■ **WORK TASK**: For the listing below, work out how many lines hold the word "tomadas" and give that number by itself.

■ **MATERIAL FOR THIS EXERCISE**:
※
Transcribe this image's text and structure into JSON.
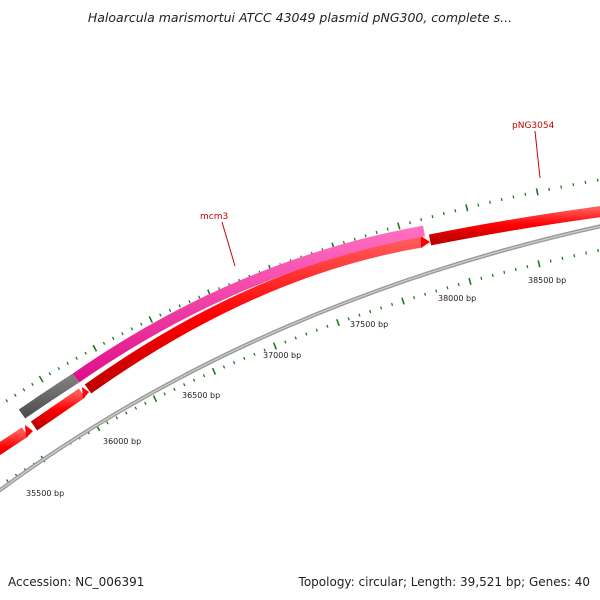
{
  "title": "Haloarcula marismortui ATCC 43049 plasmid pNG300, complete s...",
  "footer": {
    "accession": "Accession: NC_006391",
    "summary": "Topology: circular; Length: 39,521 bp; Genes: 40"
  },
  "map": {
    "gene_labels": [
      "mcm3",
      "pNG3054"
    ],
    "bp_labels": [
      "35500 bp",
      "36000 bp",
      "36500 bp",
      "37000 bp",
      "37500 bp",
      "38000 bp",
      "38500 bp"
    ],
    "colors": {
      "tick": "#1f7a1f",
      "backbone": "#8a8a8a",
      "cds": "#ff0000",
      "mcm3": "#ff1493",
      "other_feature": "#606060",
      "gene_label": "#cc0000"
    }
  }
}
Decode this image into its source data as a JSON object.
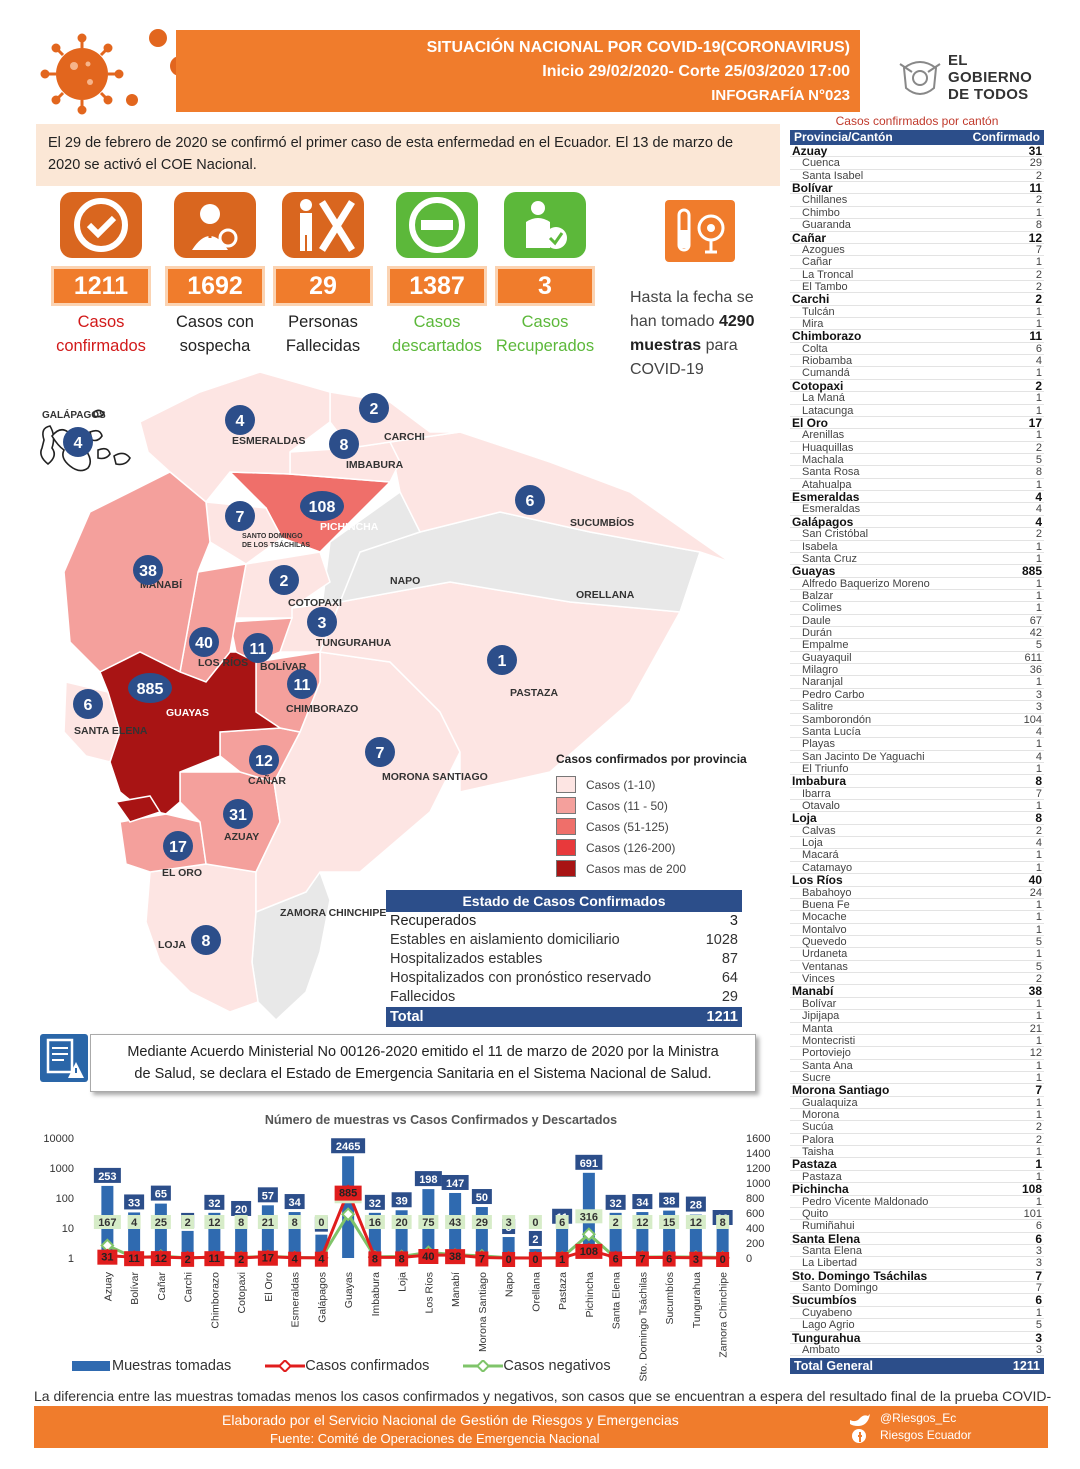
{
  "header": {
    "title": "SITUACIÓN NACIONAL POR  COVID-19(CORONAVIRUS)",
    "date_range": "Inicio 29/02/2020- Corte 25/03/2020 17:00",
    "infographic": "INFOGRAFÍA N°023",
    "gov_logo_lines": [
      "EL",
      "GOBIERNO",
      "DE TODOS"
    ]
  },
  "intro": "El 29 de febrero de 2020 se confirmó el primer caso de esta enfermedad en el Ecuador. El 13 de marzo de 2020 se activó el COE Nacional.",
  "indicators": [
    {
      "value": "1211",
      "label_lines": [
        "Casos",
        "confirmados"
      ],
      "icon": "check-icon"
    },
    {
      "value": "1692",
      "label_lines": [
        "Casos con",
        "sospecha"
      ],
      "icon": "doctor-icon"
    },
    {
      "value": "29",
      "label_lines": [
        "Personas",
        "Fallecidas"
      ],
      "icon": "deceased-icon"
    },
    {
      "value": "1387",
      "label_lines": [
        "Casos",
        "descartados"
      ],
      "icon": "minus-icon"
    },
    {
      "value": "3",
      "label_lines": [
        "Casos",
        "Recuperados"
      ],
      "icon": "recovered-icon"
    }
  ],
  "samples": {
    "line1": "Hasta la fecha se",
    "line2_pre": "han tomado ",
    "count": "4290",
    "line3_b": "muestras",
    "line3_t": " para",
    "line4": "COVID-19",
    "icon": "test-tube-icon"
  },
  "map": {
    "colors": {
      "c1": "#fde5e3",
      "c2": "#f4a09c",
      "c3": "#ef6f6a",
      "c4": "#e8393b",
      "c5": "#a81414",
      "gray": "#e8e8e8"
    },
    "provinces": [
      {
        "name": "GALÁPAGOS",
        "cases": 4
      },
      {
        "name": "ESMERALDAS",
        "cases": 4
      },
      {
        "name": "CARCHI",
        "cases": 2
      },
      {
        "name": "IMBABURA",
        "cases": 8
      },
      {
        "name": "PICHINCHA",
        "cases": 108
      },
      {
        "name": "SUCUMBÍOS",
        "cases": 6
      },
      {
        "name": "SANTO DOMINGO DE LOS TSÁCHILAS",
        "cases": 7
      },
      {
        "name": "MANABÍ",
        "cases": 38
      },
      {
        "name": "COTOPAXI",
        "cases": 2
      },
      {
        "name": "NAPO",
        "cases": null
      },
      {
        "name": "ORELLANA",
        "cases": null
      },
      {
        "name": "TUNGURAHUA",
        "cases": 3
      },
      {
        "name": "LOS RÍOS",
        "cases": 40
      },
      {
        "name": "BOLÍVAR",
        "cases": 11
      },
      {
        "name": "PASTAZA",
        "cases": 1
      },
      {
        "name": "GUAYAS",
        "cases": 885
      },
      {
        "name": "CHIMBORAZO",
        "cases": 11
      },
      {
        "name": "SANTA ELENA",
        "cases": 6
      },
      {
        "name": "MORONA SANTIAGO",
        "cases": 7
      },
      {
        "name": "CAÑAR",
        "cases": 12
      },
      {
        "name": "AZUAY",
        "cases": 31
      },
      {
        "name": "EL ORO",
        "cases": 17
      },
      {
        "name": "LOJA",
        "cases": 8
      },
      {
        "name": "ZAMORA CHINCHIPE",
        "cases": null
      }
    ],
    "legend_title": "Casos confirmados por provincia",
    "legend": [
      "Casos (1-10)",
      "Casos (11 - 50)",
      "Casos (51-125)",
      "Casos (126-200)",
      "Casos mas de 200"
    ]
  },
  "status": {
    "title": "Estado de Casos Confirmados",
    "rows": [
      {
        "label": "Recuperados",
        "value": "3"
      },
      {
        "label": "Estables en aislamiento domiciliario",
        "value": "1028"
      },
      {
        "label": "Hospitalizados estables",
        "value": "87"
      },
      {
        "label": "Hospitalizados con pronóstico reservado",
        "value": "64"
      },
      {
        "label": "Fallecidos",
        "value": "29"
      }
    ],
    "total_label": "Total",
    "total_value": "1211"
  },
  "decree": {
    "line1": "Mediante Acuerdo Ministerial No 00126-2020 emitido el 11 de marzo de 2020 por la Ministra",
    "line2": "de Salud, se declara el Estado de Emergencia Sanitaria en el Sistema Nacional de Salud."
  },
  "chart_data": {
    "type": "bar",
    "title": "Número de muestras vs Casos Confirmados y Descartados",
    "categories": [
      "Azuay",
      "Bolívar",
      "Cañar",
      "Carchi",
      "Chimborazo",
      "Cotopaxi",
      "El Oro",
      "Esmeraldas",
      "Galápagos",
      "Guayas",
      "Imbabura",
      "Loja",
      "Los Ríos",
      "Manabí",
      "Morona Santiago",
      "Napo",
      "Orellana",
      "Pastaza",
      "Pichincha",
      "Santa Elena",
      "Sto. Domingo Tsáchilas",
      "Sucumbíos",
      "Tungurahua",
      "Zamora Chinchipe"
    ],
    "left_axis_ticks": [
      "10000",
      "1000",
      "100",
      "10",
      "1"
    ],
    "right_axis_ticks": [
      "1600",
      "1400",
      "1200",
      "1000",
      "800",
      "600",
      "400",
      "200",
      "0"
    ],
    "series": [
      {
        "name": "Muestras tomadas",
        "type": "bar",
        "values": [
          253,
          33,
          65,
          8,
          32,
          20,
          57,
          34,
          6,
          2465,
          32,
          39,
          198,
          147,
          50,
          5,
          2,
          11,
          691,
          32,
          34,
          38,
          28,
          10
        ]
      },
      {
        "name": "Casos confirmados",
        "type": "line",
        "values": [
          31,
          11,
          12,
          2,
          11,
          2,
          17,
          4,
          4,
          885,
          8,
          8,
          40,
          38,
          7,
          0,
          0,
          1,
          108,
          6,
          7,
          6,
          3,
          0
        ]
      },
      {
        "name": "Casos negativos",
        "type": "line",
        "values": [
          167,
          4,
          25,
          2,
          12,
          8,
          21,
          8,
          0,
          583,
          16,
          20,
          75,
          43,
          29,
          3,
          0,
          6,
          316,
          2,
          12,
          15,
          12,
          8
        ]
      }
    ],
    "colors": {
      "bars": "#2f6ab0",
      "confirmed": "#e01d1d",
      "negative": "#7fc46a"
    }
  },
  "chart_legend": [
    "Muestras tomadas",
    "Casos confirmados",
    "Casos negativos"
  ],
  "note": "La diferencia entre las muestras tomadas menos los casos confirmados y negativos, son casos que se encuentran a espera del resultado final de la prueba COVID-19",
  "footer": {
    "line1": "Elaborado por el Servicio Nacional de Gestión de Riesgos y Emergencias",
    "line2": "Fuente: Comité de Operaciones de Emergencia Nacional",
    "twitter": "@Riesgos_Ec",
    "facebook": "Riesgos Ecuador"
  },
  "canton_table": {
    "caption": "Casos confirmados por cantón",
    "header_left": "Provincia/Cantón",
    "header_right": "Confirmado",
    "rows": [
      {
        "p": true,
        "n": "Azuay",
        "v": "31"
      },
      {
        "n": "Cuenca",
        "v": "29"
      },
      {
        "n": "Santa Isabel",
        "v": "2"
      },
      {
        "p": true,
        "n": "Bolívar",
        "v": "11"
      },
      {
        "n": "Chillanes",
        "v": "2"
      },
      {
        "n": "Chimbo",
        "v": "1"
      },
      {
        "n": "Guaranda",
        "v": "8"
      },
      {
        "p": true,
        "n": "Cañar",
        "v": "12"
      },
      {
        "n": "Azogues",
        "v": "7"
      },
      {
        "n": "Cañar",
        "v": "1"
      },
      {
        "n": "La Troncal",
        "v": "2"
      },
      {
        "n": "El Tambo",
        "v": "2"
      },
      {
        "p": true,
        "n": "Carchi",
        "v": "2"
      },
      {
        "n": "Tulcán",
        "v": "1"
      },
      {
        "n": "Mira",
        "v": "1"
      },
      {
        "p": true,
        "n": "Chimborazo",
        "v": "11"
      },
      {
        "n": "Colta",
        "v": "6"
      },
      {
        "n": "Riobamba",
        "v": "4"
      },
      {
        "n": "Cumandá",
        "v": "1"
      },
      {
        "p": true,
        "n": "Cotopaxi",
        "v": "2"
      },
      {
        "n": "La Maná",
        "v": "1"
      },
      {
        "n": "Latacunga",
        "v": "1"
      },
      {
        "p": true,
        "n": "El Oro",
        "v": "17"
      },
      {
        "n": "Arenillas",
        "v": "1"
      },
      {
        "n": "Huaquillas",
        "v": "2"
      },
      {
        "n": "Machala",
        "v": "5"
      },
      {
        "n": "Santa Rosa",
        "v": "8"
      },
      {
        "n": "Atahualpa",
        "v": "1"
      },
      {
        "p": true,
        "n": "Esmeraldas",
        "v": "4"
      },
      {
        "n": "Esmeraldas",
        "v": "4"
      },
      {
        "p": true,
        "n": "Galápagos",
        "v": "4"
      },
      {
        "n": "San Cristóbal",
        "v": "2"
      },
      {
        "n": "Isabela",
        "v": "1"
      },
      {
        "n": "Santa Cruz",
        "v": "1"
      },
      {
        "p": true,
        "n": "Guayas",
        "v": "885"
      },
      {
        "n": "Alfredo Baquerizo Moreno",
        "v": "1"
      },
      {
        "n": "Balzar",
        "v": "1"
      },
      {
        "n": "Colimes",
        "v": "1"
      },
      {
        "n": "Daule",
        "v": "67"
      },
      {
        "n": "Durán",
        "v": "42"
      },
      {
        "n": "Empalme",
        "v": "5"
      },
      {
        "n": "Guayaquil",
        "v": "611"
      },
      {
        "n": "Milagro",
        "v": "36"
      },
      {
        "n": "Naranjal",
        "v": "1"
      },
      {
        "n": "Pedro Carbo",
        "v": "3"
      },
      {
        "n": "Salitre",
        "v": "3"
      },
      {
        "n": "Samborondón",
        "v": "104"
      },
      {
        "n": "Santa Lucía",
        "v": "4"
      },
      {
        "n": "Playas",
        "v": "1"
      },
      {
        "n": "San Jacinto De Yaguachi",
        "v": "4"
      },
      {
        "n": "El Triunfo",
        "v": "1"
      },
      {
        "p": true,
        "n": "Imbabura",
        "v": "8"
      },
      {
        "n": "Ibarra",
        "v": "7"
      },
      {
        "n": "Otavalo",
        "v": "1"
      },
      {
        "p": true,
        "n": "Loja",
        "v": "8"
      },
      {
        "n": "Calvas",
        "v": "2"
      },
      {
        "n": "Loja",
        "v": "4"
      },
      {
        "n": "Macará",
        "v": "1"
      },
      {
        "n": "Catamayo",
        "v": "1"
      },
      {
        "p": true,
        "n": "Los Ríos",
        "v": "40"
      },
      {
        "n": "Babahoyo",
        "v": "24"
      },
      {
        "n": "Buena Fe",
        "v": "1"
      },
      {
        "n": "Mocache",
        "v": "1"
      },
      {
        "n": "Montalvo",
        "v": "1"
      },
      {
        "n": "Quevedo",
        "v": "5"
      },
      {
        "n": "Urdaneta",
        "v": "1"
      },
      {
        "n": "Ventanas",
        "v": "5"
      },
      {
        "n": "Vinces",
        "v": "2"
      },
      {
        "p": true,
        "n": "Manabí",
        "v": "38"
      },
      {
        "n": "Bolívar",
        "v": "1"
      },
      {
        "n": "Jipijapa",
        "v": "1"
      },
      {
        "n": "Manta",
        "v": "21"
      },
      {
        "n": "Montecristi",
        "v": "1"
      },
      {
        "n": "Portoviejo",
        "v": "12"
      },
      {
        "n": "Santa Ana",
        "v": "1"
      },
      {
        "n": "Sucre",
        "v": "1"
      },
      {
        "p": true,
        "n": "Morona Santiago",
        "v": "7"
      },
      {
        "n": "Gualaquiza",
        "v": "1"
      },
      {
        "n": "Morona",
        "v": "1"
      },
      {
        "n": "Sucúa",
        "v": "2"
      },
      {
        "n": "Palora",
        "v": "2"
      },
      {
        "n": "Taisha",
        "v": "1"
      },
      {
        "p": true,
        "n": "Pastaza",
        "v": "1"
      },
      {
        "n": "Pastaza",
        "v": "1"
      },
      {
        "p": true,
        "n": "Pichincha",
        "v": "108"
      },
      {
        "n": "Pedro Vicente Maldonado",
        "v": "1"
      },
      {
        "n": "Quito",
        "v": "101"
      },
      {
        "n": "Rumiñahui",
        "v": "6"
      },
      {
        "p": true,
        "n": "Santa Elena",
        "v": "6"
      },
      {
        "n": "Santa Elena",
        "v": "3"
      },
      {
        "n": "La Libertad",
        "v": "3"
      },
      {
        "p": true,
        "n": "Sto. Domingo Tsáchilas",
        "v": "7"
      },
      {
        "n": "Santo Domingo",
        "v": "7"
      },
      {
        "p": true,
        "n": "Sucumbíos",
        "v": "6"
      },
      {
        "n": "Cuyabeno",
        "v": "1"
      },
      {
        "n": "Lago Agrio",
        "v": "5"
      },
      {
        "p": true,
        "n": "Tungurahua",
        "v": "3"
      },
      {
        "n": "Ambato",
        "v": "3"
      }
    ],
    "total_label": "Total General",
    "total_value": "1211"
  }
}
※
■ **EXPECTED ANSWER**: 3